Exercise aim: Answer with a single number: the count of lines that include the string "body".

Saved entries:
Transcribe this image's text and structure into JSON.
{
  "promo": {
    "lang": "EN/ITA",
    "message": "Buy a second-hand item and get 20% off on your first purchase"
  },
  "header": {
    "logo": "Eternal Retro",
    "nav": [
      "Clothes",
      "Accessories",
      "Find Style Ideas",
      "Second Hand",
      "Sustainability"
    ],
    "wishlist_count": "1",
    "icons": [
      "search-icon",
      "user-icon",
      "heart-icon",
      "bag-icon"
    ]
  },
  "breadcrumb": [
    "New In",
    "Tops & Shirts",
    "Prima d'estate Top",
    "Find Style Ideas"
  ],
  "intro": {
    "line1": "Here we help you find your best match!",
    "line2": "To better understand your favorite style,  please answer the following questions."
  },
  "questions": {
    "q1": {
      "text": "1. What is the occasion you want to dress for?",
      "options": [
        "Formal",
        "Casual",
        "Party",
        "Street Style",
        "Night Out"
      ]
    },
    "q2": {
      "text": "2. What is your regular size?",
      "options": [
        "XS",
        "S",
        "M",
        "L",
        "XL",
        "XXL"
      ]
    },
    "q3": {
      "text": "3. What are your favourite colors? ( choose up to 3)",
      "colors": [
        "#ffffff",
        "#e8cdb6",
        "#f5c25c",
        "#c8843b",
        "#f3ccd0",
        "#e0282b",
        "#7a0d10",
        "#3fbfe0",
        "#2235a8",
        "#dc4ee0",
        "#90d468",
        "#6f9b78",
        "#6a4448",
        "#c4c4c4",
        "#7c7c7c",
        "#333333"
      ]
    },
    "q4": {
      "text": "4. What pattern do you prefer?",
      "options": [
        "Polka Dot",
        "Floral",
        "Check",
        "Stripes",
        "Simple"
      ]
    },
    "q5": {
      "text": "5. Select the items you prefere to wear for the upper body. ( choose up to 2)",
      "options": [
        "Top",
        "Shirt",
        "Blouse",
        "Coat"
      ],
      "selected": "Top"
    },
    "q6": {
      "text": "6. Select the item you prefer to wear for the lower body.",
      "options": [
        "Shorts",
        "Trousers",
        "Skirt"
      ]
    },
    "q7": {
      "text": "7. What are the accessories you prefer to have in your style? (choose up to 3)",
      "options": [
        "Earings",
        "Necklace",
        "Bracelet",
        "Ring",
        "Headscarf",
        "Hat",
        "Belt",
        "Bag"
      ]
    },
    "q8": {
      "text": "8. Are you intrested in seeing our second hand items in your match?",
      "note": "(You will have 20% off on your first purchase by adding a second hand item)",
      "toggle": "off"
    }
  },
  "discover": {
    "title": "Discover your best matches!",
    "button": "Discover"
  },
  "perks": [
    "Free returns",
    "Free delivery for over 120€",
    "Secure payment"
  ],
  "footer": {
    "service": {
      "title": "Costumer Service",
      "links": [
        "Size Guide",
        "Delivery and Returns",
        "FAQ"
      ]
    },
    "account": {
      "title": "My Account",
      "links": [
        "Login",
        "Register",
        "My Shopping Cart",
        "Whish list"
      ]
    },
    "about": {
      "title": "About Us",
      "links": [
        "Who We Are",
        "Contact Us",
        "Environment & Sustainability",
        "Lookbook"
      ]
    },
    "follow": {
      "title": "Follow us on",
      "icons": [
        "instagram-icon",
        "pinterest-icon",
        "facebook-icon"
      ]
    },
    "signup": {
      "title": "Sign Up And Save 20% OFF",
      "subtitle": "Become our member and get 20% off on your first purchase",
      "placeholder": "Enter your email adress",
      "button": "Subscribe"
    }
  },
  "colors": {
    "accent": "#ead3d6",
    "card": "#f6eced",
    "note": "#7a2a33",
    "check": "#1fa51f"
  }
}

Complete response: 2